- [Exercise brief]: Please transcribe the data that follows without the pictures, keeping every word the same.

- [Listed entries]:
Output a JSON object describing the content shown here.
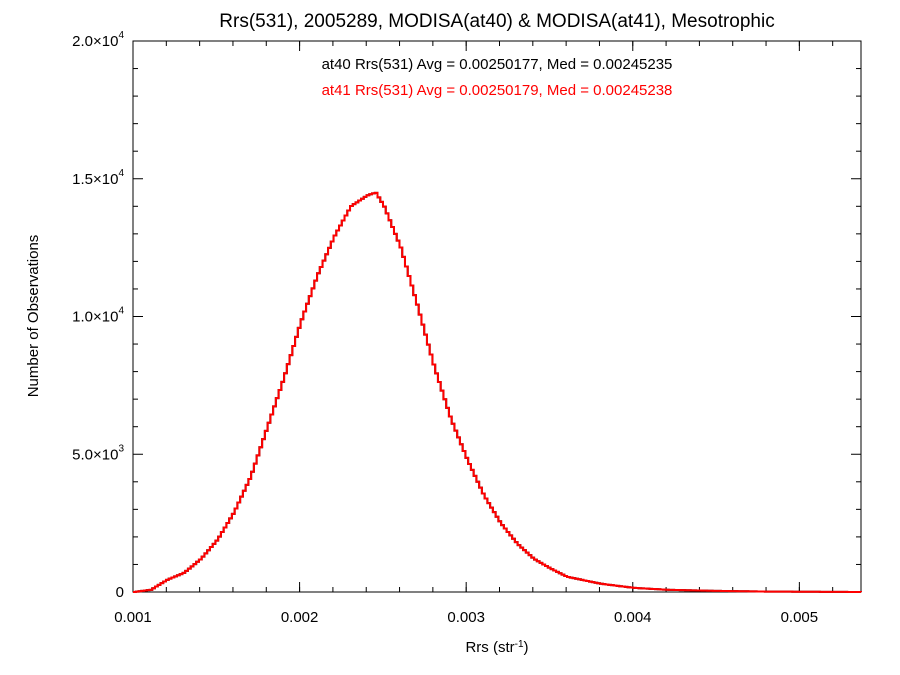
{
  "chart_data": {
    "type": "line",
    "title": "Rrs(531), 2005289, MODISA(at40) & MODISA(at41), Mesotrophic",
    "xlabel": {
      "main": "Rrs (str",
      "sup": "-1",
      "tail": ")"
    },
    "ylabel": "Number of Observations",
    "xlim": [
      0.001,
      0.00537
    ],
    "ylim": [
      0,
      20000
    ],
    "grid": false,
    "x_ticks": [
      {
        "value": 0.001,
        "label": "0.001"
      },
      {
        "value": 0.002,
        "label": "0.002"
      },
      {
        "value": 0.003,
        "label": "0.003"
      },
      {
        "value": 0.004,
        "label": "0.004"
      },
      {
        "value": 0.005,
        "label": "0.005"
      }
    ],
    "y_ticks": [
      {
        "value": 0,
        "mant": "0",
        "exp": ""
      },
      {
        "value": 5000,
        "mant": "5.0×10",
        "exp": "3"
      },
      {
        "value": 10000,
        "mant": "1.0×10",
        "exp": "4"
      },
      {
        "value": 15000,
        "mant": "1.5×10",
        "exp": "4"
      },
      {
        "value": 20000,
        "mant": "2.0×10",
        "exp": "4"
      }
    ],
    "annotations": [
      {
        "text": "at40 Rrs(531) Avg = 0.00250177, Med = 0.00245235",
        "color": "#000000"
      },
      {
        "text": "at41 Rrs(531) Avg = 0.00250179, Med = 0.00245238",
        "color": "#ff0000"
      }
    ],
    "series": [
      {
        "color": "#000000",
        "step": true,
        "x": [
          0.001,
          0.0011,
          0.0012,
          0.0013,
          0.0014,
          0.0015,
          0.0016,
          0.0017,
          0.0018,
          0.0019,
          0.002,
          0.0021,
          0.0022,
          0.0023,
          0.0024,
          0.00245,
          0.0025,
          0.0026,
          0.0027,
          0.0028,
          0.0029,
          0.003,
          0.0031,
          0.0032,
          0.0033,
          0.0034,
          0.0035,
          0.0036,
          0.0038,
          0.004,
          0.0042,
          0.0045,
          0.0048,
          0.005,
          0.00537
        ],
        "y": [
          0,
          80,
          450,
          700,
          1200,
          1900,
          2900,
          4200,
          6000,
          7800,
          9800,
          11500,
          12900,
          14000,
          14400,
          14500,
          14000,
          12500,
          10400,
          8200,
          6300,
          4800,
          3500,
          2500,
          1750,
          1200,
          850,
          550,
          300,
          150,
          80,
          40,
          15,
          10,
          0
        ]
      },
      {
        "color": "#ff0000",
        "step": true,
        "x": [
          0.001,
          0.0011,
          0.0012,
          0.0013,
          0.0014,
          0.0015,
          0.0016,
          0.0017,
          0.0018,
          0.0019,
          0.002,
          0.0021,
          0.0022,
          0.0023,
          0.0024,
          0.00245,
          0.0025,
          0.0026,
          0.0027,
          0.0028,
          0.0029,
          0.003,
          0.0031,
          0.0032,
          0.0033,
          0.0034,
          0.0035,
          0.0036,
          0.0038,
          0.004,
          0.0042,
          0.0045,
          0.0048,
          0.005,
          0.00537
        ],
        "y": [
          0,
          80,
          450,
          700,
          1200,
          1900,
          2900,
          4200,
          6000,
          7800,
          9800,
          11500,
          12900,
          14000,
          14400,
          14500,
          14000,
          12500,
          10400,
          8200,
          6300,
          4800,
          3500,
          2500,
          1750,
          1200,
          850,
          550,
          300,
          150,
          80,
          40,
          15,
          10,
          0
        ]
      }
    ]
  }
}
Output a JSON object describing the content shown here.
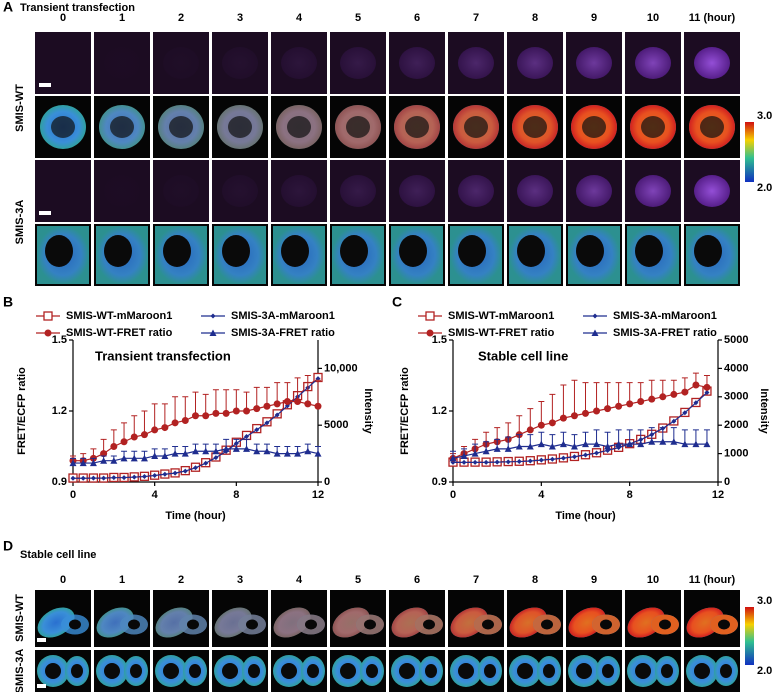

- [Solution to the problem]:
Output a JSON object describing the content shown here.
{
  "chart_data": {
    "type": "line",
    "title": "Rrs(531), 2005289, MODISA(at40) & MODISA(at41), Mesotrophic",
    "xlabel": {
      "main": "Rrs (str",
      "sup": "-1",
      "tail": ")"
    },
    "ylabel": "Number of Observations",
    "xlim": [
      0.001,
      0.00537
    ],
    "ylim": [
      0,
      20000
    ],
    "grid": false,
    "x_ticks": [
      {
        "value": 0.001,
        "label": "0.001"
      },
      {
        "value": 0.002,
        "label": "0.002"
      },
      {
        "value": 0.003,
        "label": "0.003"
      },
      {
        "value": 0.004,
        "label": "0.004"
      },
      {
        "value": 0.005,
        "label": "0.005"
      }
    ],
    "y_ticks": [
      {
        "value": 0,
        "mant": "0",
        "exp": ""
      },
      {
        "value": 5000,
        "mant": "5.0×10",
        "exp": "3"
      },
      {
        "value": 10000,
        "mant": "1.0×10",
        "exp": "4"
      },
      {
        "value": 15000,
        "mant": "1.5×10",
        "exp": "4"
      },
      {
        "value": 20000,
        "mant": "2.0×10",
        "exp": "4"
      }
    ],
    "annotations": [
      {
        "text": "at40 Rrs(531) Avg = 0.00250177, Med = 0.00245235",
        "color": "#000000"
      },
      {
        "text": "at41 Rrs(531) Avg = 0.00250179, Med = 0.00245238",
        "color": "#ff0000"
      }
    ],
    "series": [
      {
        "color": "#000000",
        "step": true,
        "x": [
          0.001,
          0.0011,
          0.0012,
          0.0013,
          0.0014,
          0.0015,
          0.0016,
          0.0017,
          0.0018,
          0.0019,
          0.002,
          0.0021,
          0.0022,
          0.0023,
          0.0024,
          0.00245,
          0.0025,
          0.0026,
          0.0027,
          0.0028,
          0.0029,
          0.003,
          0.0031,
          0.0032,
          0.0033,
          0.0034,
          0.0035,
          0.0036,
          0.0038,
          0.004,
          0.0042,
          0.0045,
          0.0048,
          0.005,
          0.00537
        ],
        "y": [
          0,
          80,
          450,
          700,
          1200,
          1900,
          2900,
          4200,
          6000,
          7800,
          9800,
          11500,
          12900,
          14000,
          14400,
          14500,
          14000,
          12500,
          10400,
          8200,
          6300,
          4800,
          3500,
          2500,
          1750,
          1200,
          850,
          550,
          300,
          150,
          80,
          40,
          15,
          10,
          0
        ]
      },
      {
        "color": "#ff0000",
        "step": true,
        "x": [
          0.001,
          0.0011,
          0.0012,
          0.0013,
          0.0014,
          0.0015,
          0.0016,
          0.0017,
          0.0018,
          0.0019,
          0.002,
          0.0021,
          0.0022,
          0.0023,
          0.0024,
          0.00245,
          0.0025,
          0.0026,
          0.0027,
          0.0028,
          0.0029,
          0.003,
          0.0031,
          0.0032,
          0.0033,
          0.0034,
          0.0035,
          0.0036,
          0.0038,
          0.004,
          0.0042,
          0.0045,
          0.0048,
          0.005,
          0.00537
        ],
        "y": [
          0,
          80,
          450,
          700,
          1200,
          1900,
          2900,
          4200,
          6000,
          7800,
          9800,
          11500,
          12900,
          14000,
          14400,
          14500,
          14000,
          12500,
          10400,
          8200,
          6300,
          4800,
          3500,
          2500,
          1750,
          1200,
          850,
          550,
          300,
          150,
          80,
          40,
          15,
          10,
          0
        ]
      }
    ]
  }
}
Output a JSON object describing the content shown here.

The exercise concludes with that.